Report every line in the listing below where the string "Please" shows up.

--- begin Recorded data ---

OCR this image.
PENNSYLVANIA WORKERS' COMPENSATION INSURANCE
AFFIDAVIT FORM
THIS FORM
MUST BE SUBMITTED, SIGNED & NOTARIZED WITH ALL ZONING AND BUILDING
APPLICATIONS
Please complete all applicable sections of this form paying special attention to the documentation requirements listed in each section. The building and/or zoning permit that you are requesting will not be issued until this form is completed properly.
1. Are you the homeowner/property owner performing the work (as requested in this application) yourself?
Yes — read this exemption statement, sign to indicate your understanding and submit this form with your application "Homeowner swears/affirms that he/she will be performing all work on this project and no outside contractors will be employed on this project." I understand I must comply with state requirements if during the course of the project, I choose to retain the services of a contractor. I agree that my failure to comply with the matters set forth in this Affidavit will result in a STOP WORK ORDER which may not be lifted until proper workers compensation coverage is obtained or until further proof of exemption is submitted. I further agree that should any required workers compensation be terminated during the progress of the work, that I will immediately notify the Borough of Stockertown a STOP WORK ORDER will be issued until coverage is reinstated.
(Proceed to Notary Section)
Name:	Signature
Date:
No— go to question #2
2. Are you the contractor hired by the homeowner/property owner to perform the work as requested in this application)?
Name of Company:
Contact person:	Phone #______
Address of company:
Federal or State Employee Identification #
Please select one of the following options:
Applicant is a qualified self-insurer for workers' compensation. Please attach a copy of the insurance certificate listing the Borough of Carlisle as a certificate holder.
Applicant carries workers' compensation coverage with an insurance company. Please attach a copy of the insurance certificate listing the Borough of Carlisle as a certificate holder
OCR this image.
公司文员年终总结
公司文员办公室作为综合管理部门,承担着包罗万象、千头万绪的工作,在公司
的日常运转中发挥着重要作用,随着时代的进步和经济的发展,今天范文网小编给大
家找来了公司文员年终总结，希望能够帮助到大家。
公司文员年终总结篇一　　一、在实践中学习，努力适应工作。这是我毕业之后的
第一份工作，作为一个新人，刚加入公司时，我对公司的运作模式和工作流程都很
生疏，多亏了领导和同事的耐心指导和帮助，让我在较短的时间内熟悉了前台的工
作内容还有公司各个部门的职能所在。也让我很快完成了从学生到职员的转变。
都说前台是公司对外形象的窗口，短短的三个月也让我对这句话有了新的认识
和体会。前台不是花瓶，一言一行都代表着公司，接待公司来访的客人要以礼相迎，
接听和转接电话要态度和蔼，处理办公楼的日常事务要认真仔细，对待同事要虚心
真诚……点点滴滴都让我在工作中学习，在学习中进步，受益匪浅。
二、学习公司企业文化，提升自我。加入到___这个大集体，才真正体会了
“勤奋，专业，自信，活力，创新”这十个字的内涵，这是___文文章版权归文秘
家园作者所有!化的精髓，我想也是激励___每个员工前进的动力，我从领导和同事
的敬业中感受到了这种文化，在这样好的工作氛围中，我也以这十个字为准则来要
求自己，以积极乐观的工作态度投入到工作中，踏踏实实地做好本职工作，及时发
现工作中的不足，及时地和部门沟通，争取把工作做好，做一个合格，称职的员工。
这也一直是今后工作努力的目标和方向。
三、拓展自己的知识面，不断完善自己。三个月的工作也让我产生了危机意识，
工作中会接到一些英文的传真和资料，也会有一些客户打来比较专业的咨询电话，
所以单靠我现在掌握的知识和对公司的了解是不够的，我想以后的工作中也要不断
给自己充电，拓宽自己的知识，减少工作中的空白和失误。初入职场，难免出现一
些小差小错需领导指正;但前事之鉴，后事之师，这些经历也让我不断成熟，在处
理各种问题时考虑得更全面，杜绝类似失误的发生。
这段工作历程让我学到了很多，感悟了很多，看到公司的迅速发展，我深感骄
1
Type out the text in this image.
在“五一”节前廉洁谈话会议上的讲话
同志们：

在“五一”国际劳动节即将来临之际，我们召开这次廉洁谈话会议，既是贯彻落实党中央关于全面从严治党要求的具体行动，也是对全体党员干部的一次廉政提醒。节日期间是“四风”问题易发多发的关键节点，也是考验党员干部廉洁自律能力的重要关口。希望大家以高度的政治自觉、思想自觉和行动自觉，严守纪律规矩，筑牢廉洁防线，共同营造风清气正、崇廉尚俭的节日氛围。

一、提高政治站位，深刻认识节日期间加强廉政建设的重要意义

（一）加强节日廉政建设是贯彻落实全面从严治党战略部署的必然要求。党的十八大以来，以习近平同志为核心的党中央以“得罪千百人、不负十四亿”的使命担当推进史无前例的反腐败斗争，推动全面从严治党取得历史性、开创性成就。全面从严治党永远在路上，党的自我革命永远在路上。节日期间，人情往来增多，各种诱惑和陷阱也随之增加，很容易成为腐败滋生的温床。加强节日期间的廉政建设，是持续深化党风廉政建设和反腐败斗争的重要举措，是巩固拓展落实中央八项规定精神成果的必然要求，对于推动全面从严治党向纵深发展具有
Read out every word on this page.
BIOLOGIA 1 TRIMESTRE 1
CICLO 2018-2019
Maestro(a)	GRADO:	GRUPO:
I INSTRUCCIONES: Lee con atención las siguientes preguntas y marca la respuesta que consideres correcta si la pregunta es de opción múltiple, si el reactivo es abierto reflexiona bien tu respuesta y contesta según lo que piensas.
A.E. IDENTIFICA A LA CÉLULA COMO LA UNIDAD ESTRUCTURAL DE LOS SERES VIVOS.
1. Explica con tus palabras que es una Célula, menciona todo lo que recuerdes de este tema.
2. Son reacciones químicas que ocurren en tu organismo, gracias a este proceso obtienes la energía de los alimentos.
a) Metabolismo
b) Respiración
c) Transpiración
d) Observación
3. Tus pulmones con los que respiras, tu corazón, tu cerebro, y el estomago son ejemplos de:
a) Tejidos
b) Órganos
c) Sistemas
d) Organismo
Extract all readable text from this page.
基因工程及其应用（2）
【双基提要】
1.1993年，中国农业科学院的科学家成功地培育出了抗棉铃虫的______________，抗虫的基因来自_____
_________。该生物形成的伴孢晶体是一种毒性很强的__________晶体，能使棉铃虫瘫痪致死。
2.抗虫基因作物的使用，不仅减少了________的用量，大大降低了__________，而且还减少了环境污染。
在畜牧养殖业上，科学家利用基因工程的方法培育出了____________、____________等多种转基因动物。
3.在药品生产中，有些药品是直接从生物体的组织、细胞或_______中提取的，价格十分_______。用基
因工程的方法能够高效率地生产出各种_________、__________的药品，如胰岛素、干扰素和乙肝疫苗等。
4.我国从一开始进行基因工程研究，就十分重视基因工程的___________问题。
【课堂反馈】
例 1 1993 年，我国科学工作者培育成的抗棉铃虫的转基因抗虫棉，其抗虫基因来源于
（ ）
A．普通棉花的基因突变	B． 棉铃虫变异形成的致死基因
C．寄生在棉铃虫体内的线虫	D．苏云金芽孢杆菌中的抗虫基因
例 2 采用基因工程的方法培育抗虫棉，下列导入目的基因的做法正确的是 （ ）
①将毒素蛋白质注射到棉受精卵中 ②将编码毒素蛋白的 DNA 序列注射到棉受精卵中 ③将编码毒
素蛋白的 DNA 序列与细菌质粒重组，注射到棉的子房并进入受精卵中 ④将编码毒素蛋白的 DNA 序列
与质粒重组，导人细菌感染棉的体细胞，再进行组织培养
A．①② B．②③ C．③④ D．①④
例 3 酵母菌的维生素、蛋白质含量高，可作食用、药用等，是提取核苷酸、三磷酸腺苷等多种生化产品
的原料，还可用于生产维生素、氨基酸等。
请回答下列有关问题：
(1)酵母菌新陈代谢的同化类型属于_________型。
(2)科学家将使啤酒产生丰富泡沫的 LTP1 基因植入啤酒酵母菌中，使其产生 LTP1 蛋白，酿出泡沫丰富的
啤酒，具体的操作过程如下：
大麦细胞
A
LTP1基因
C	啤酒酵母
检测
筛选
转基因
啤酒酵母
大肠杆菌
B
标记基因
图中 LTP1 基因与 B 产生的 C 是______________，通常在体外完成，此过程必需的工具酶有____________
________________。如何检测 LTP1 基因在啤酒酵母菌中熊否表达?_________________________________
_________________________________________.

--- end Recorded data ---

Answer to this exercise =
Please complete all applicable sections of this form paying special attention to the documentation requirements listed in each section. The building and/or zoning permit that you are requesting will not be issued until this form is completed properly.
Please select one of the following options:
Applicant is a qualified self-insurer for workers' compensation. Please attach a copy of the insurance certificate listing the Borough of Carlisle as a certificate holder.
Applicant carries workers' compensation coverage with an insurance company. Please attach a copy of the insurance certificate listing the Borough of Carlisle as a certificate holder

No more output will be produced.